Copy out all lines of the records in which the word "icon" appears.

### DATASET EXCERPTS
◇ ◇ ◇ ◇ ◇

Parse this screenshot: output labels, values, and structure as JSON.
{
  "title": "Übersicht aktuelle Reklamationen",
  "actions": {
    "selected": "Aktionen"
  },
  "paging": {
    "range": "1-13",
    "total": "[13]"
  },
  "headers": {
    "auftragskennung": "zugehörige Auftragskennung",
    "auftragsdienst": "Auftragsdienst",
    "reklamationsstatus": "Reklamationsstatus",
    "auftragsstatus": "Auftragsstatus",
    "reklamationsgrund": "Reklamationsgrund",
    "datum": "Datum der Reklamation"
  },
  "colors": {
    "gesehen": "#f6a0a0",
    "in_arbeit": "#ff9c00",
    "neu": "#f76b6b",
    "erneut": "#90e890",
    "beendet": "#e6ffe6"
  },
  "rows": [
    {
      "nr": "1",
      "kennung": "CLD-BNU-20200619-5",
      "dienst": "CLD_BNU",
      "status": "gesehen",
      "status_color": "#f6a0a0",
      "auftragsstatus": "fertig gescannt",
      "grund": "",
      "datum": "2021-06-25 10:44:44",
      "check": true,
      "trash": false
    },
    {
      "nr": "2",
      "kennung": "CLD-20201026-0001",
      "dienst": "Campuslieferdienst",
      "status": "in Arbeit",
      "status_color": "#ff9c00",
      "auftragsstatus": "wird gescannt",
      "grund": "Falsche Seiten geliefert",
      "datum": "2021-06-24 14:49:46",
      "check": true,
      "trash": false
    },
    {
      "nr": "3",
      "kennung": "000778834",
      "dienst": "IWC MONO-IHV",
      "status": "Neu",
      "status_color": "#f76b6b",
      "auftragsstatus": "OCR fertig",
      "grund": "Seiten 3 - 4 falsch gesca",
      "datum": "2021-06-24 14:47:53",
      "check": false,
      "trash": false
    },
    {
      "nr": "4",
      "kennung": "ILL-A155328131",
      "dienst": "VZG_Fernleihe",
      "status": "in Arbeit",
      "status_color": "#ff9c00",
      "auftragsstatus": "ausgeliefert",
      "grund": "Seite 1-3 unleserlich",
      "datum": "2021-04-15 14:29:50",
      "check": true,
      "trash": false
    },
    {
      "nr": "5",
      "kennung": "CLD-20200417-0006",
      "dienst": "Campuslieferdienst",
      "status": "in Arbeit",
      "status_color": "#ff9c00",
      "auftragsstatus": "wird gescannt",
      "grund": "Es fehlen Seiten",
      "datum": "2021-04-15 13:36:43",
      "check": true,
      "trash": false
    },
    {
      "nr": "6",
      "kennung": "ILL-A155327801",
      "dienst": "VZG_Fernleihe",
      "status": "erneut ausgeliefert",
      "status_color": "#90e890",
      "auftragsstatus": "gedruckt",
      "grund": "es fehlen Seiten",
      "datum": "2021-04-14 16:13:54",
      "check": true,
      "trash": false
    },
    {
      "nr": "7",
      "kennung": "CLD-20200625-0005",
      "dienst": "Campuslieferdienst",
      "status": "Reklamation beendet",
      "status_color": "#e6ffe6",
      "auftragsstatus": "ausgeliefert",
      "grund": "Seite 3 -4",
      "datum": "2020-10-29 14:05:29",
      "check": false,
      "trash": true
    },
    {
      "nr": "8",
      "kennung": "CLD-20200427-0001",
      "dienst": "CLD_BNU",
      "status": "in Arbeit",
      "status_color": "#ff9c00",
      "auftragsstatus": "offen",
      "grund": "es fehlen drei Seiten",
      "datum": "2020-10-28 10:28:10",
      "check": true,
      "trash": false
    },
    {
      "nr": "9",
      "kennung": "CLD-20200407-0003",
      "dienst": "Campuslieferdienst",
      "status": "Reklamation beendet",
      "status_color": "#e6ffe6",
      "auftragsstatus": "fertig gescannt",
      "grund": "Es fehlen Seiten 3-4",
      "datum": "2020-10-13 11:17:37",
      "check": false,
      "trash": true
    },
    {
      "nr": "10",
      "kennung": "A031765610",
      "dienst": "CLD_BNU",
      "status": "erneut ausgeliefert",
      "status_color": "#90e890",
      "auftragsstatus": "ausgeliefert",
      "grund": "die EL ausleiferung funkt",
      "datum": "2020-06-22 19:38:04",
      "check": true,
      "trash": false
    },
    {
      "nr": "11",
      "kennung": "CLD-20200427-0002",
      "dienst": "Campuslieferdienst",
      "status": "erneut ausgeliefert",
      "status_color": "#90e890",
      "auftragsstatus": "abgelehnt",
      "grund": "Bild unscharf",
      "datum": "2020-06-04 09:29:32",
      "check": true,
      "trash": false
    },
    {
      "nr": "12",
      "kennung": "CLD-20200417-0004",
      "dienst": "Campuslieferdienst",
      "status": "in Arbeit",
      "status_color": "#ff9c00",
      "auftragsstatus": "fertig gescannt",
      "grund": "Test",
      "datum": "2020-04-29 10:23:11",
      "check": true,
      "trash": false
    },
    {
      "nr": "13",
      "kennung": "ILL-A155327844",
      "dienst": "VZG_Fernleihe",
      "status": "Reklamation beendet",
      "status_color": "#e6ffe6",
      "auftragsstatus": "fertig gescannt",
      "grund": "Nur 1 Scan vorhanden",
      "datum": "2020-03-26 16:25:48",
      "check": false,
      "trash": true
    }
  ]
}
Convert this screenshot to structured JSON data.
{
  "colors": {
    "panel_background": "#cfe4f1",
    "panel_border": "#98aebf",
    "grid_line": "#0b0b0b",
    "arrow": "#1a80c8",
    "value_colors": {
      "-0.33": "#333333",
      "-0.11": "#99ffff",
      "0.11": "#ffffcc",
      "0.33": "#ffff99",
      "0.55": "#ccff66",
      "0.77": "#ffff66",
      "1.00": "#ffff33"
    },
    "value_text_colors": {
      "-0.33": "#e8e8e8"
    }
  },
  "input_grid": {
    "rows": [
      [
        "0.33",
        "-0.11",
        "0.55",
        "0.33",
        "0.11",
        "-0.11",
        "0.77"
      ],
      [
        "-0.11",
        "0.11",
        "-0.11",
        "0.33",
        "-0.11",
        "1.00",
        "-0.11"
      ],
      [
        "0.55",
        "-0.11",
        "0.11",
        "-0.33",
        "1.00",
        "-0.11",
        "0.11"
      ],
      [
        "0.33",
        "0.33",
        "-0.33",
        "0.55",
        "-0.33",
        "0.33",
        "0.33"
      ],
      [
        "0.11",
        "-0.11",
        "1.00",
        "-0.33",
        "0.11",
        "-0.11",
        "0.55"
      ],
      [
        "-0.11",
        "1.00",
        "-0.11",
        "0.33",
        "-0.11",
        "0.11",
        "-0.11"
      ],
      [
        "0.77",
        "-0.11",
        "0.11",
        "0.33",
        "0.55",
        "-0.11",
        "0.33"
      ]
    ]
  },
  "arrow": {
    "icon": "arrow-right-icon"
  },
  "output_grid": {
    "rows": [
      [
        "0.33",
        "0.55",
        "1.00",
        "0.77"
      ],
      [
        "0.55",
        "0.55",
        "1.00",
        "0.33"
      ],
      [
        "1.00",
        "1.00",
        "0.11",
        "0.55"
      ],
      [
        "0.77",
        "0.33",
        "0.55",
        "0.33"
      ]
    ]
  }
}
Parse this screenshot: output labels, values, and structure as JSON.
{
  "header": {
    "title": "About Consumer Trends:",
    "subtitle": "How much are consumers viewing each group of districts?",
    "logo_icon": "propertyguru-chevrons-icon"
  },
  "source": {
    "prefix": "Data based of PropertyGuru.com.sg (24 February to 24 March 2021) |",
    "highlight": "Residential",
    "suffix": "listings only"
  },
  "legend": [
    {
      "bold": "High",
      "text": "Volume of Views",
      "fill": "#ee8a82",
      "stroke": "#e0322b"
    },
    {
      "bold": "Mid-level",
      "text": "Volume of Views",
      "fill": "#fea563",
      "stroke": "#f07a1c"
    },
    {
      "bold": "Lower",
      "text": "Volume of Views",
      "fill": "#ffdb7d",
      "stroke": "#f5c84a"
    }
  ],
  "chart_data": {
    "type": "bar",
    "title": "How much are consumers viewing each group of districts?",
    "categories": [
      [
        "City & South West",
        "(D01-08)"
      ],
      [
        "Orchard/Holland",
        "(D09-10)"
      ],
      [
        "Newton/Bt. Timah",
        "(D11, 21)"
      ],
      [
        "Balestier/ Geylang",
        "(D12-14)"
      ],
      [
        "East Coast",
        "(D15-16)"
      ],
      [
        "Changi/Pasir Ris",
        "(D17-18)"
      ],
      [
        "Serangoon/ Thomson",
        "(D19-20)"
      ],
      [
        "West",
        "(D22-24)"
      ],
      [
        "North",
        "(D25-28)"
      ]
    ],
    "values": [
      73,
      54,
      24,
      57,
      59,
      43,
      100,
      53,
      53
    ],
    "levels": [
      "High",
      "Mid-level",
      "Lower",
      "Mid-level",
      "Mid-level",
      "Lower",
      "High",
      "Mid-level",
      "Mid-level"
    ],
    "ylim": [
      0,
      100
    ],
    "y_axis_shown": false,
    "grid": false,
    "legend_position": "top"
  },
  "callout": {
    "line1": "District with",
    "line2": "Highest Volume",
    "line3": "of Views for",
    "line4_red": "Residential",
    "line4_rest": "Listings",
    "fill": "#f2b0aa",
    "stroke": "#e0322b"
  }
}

◇ ◇ ◇ ◇ ◇

### THE SOLUTION
    "icon": "arrow-right-icon"
    "logo_icon": "propertyguru-chevrons-icon"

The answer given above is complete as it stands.